__Challenge__:
Gather all lines from the material that contain the word "kortti".

__Entries supplied__:
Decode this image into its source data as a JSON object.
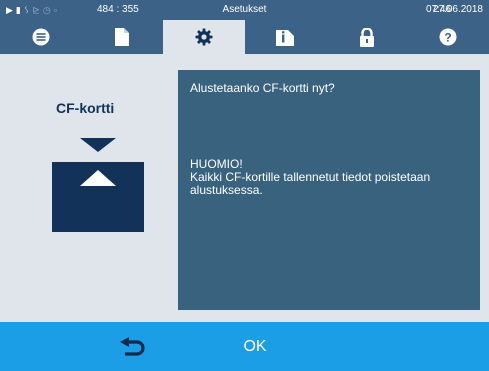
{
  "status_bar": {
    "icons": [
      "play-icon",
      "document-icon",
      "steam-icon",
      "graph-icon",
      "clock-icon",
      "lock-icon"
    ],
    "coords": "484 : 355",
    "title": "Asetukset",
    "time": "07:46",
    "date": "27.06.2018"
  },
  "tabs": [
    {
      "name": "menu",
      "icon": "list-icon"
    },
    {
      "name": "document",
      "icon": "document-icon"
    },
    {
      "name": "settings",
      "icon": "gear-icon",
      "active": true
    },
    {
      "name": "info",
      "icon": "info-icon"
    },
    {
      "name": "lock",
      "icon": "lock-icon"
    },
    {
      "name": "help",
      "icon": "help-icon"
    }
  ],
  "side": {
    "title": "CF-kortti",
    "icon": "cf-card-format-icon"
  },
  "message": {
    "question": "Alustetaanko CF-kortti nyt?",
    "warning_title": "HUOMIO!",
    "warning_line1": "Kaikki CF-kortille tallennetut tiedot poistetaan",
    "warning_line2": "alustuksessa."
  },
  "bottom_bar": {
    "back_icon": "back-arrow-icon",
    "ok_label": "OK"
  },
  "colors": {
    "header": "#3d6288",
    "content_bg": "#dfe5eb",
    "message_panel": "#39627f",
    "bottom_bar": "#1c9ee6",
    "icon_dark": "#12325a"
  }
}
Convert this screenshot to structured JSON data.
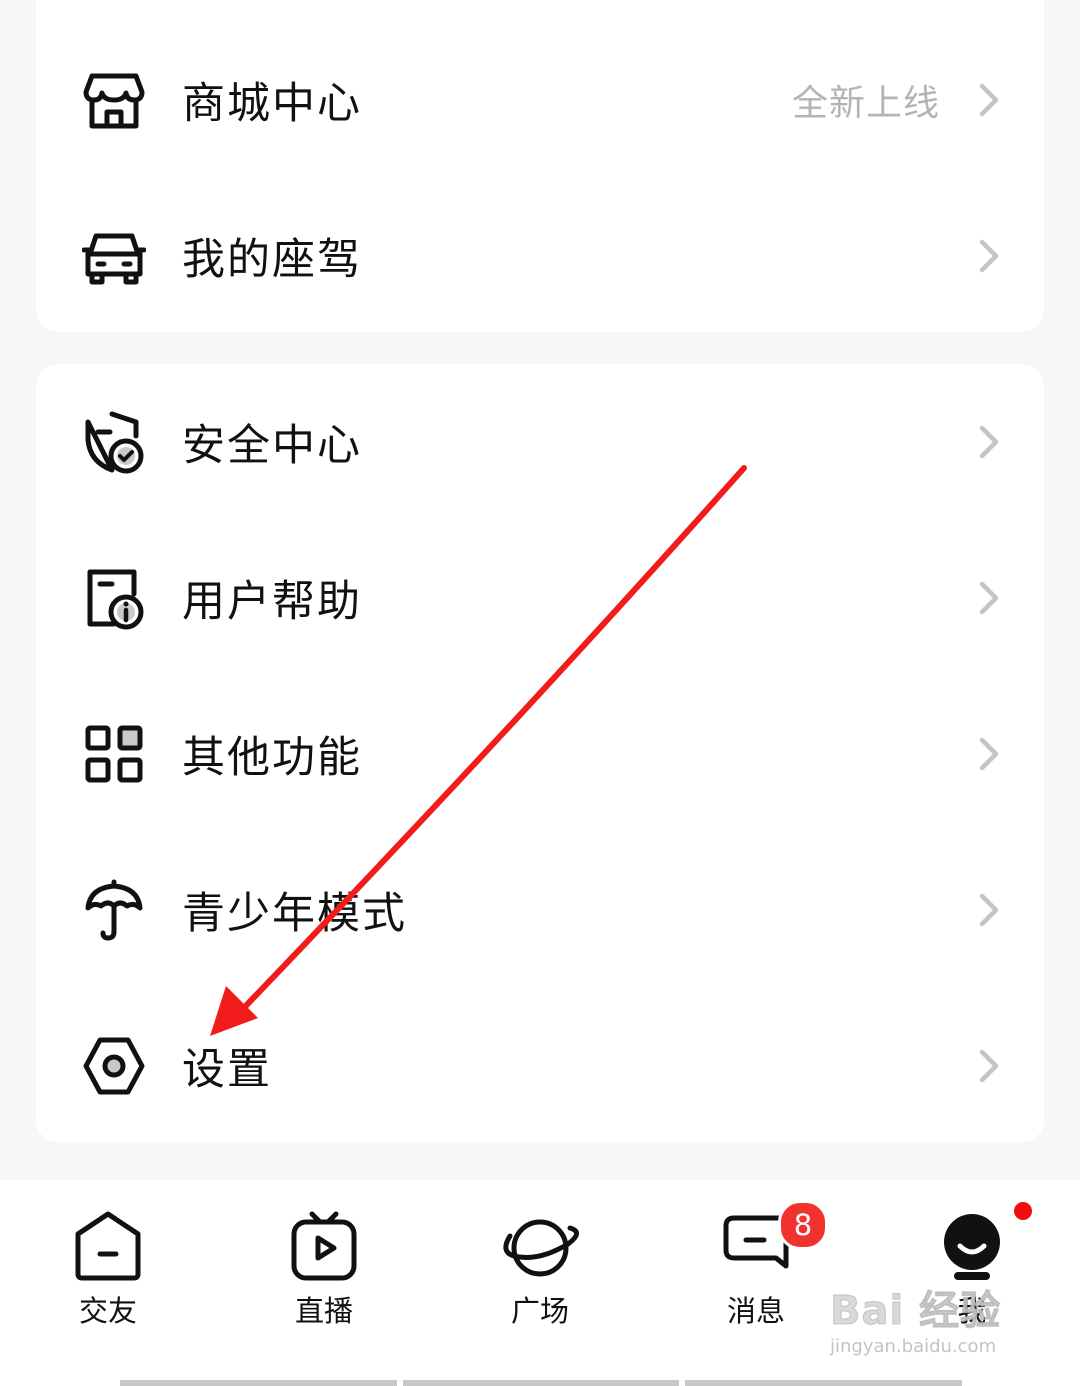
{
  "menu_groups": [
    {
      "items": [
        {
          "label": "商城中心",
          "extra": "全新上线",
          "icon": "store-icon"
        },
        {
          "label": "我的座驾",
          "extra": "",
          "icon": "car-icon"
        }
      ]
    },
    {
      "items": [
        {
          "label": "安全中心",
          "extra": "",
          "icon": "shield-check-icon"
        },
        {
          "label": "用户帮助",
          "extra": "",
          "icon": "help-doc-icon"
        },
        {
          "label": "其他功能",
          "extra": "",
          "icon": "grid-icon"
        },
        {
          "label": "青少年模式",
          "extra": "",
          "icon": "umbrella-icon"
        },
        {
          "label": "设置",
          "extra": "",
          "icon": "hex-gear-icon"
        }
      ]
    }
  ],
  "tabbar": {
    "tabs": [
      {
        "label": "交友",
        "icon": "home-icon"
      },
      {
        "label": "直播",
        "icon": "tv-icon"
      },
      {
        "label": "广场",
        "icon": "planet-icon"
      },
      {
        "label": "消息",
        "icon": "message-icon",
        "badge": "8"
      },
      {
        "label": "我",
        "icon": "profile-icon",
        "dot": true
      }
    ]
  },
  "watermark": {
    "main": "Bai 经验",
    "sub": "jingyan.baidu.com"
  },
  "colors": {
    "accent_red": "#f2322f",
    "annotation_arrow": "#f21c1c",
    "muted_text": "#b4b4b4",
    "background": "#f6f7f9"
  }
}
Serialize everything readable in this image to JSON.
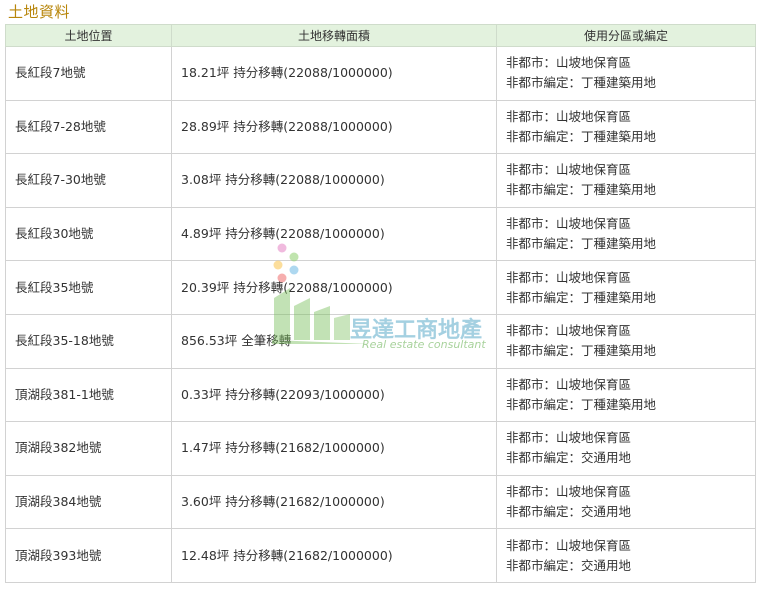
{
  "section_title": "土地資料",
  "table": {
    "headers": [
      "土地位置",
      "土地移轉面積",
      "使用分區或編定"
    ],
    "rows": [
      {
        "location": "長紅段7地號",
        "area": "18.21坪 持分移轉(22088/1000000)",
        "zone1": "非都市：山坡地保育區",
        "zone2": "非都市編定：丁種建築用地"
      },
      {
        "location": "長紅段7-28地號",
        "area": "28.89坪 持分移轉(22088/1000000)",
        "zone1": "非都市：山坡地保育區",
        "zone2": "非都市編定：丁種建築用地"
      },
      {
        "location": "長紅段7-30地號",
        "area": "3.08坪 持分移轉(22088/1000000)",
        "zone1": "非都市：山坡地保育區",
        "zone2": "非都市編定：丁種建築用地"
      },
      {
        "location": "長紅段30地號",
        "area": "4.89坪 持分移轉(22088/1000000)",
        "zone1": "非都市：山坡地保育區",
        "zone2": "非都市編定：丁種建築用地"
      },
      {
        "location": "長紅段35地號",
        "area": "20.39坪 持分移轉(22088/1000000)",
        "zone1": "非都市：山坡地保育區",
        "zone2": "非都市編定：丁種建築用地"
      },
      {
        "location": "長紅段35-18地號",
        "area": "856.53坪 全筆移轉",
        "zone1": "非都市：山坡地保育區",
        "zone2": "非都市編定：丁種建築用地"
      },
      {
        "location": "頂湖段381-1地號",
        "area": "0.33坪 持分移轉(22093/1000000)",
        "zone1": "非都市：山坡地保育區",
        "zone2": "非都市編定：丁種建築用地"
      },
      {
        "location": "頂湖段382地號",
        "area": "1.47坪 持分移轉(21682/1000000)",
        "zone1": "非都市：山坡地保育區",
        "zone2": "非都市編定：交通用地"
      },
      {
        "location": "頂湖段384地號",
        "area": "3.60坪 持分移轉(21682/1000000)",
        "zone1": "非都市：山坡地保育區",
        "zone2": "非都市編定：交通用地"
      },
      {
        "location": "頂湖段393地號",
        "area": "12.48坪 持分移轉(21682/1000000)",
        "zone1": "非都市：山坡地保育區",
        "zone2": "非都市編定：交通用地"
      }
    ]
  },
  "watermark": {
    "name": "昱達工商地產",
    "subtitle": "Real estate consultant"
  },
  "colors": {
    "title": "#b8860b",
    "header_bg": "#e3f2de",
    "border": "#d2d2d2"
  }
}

__Solution to this task__:
    "title": "CF-kortti",
    "question": "Alustetaanko CF-kortti nyt?",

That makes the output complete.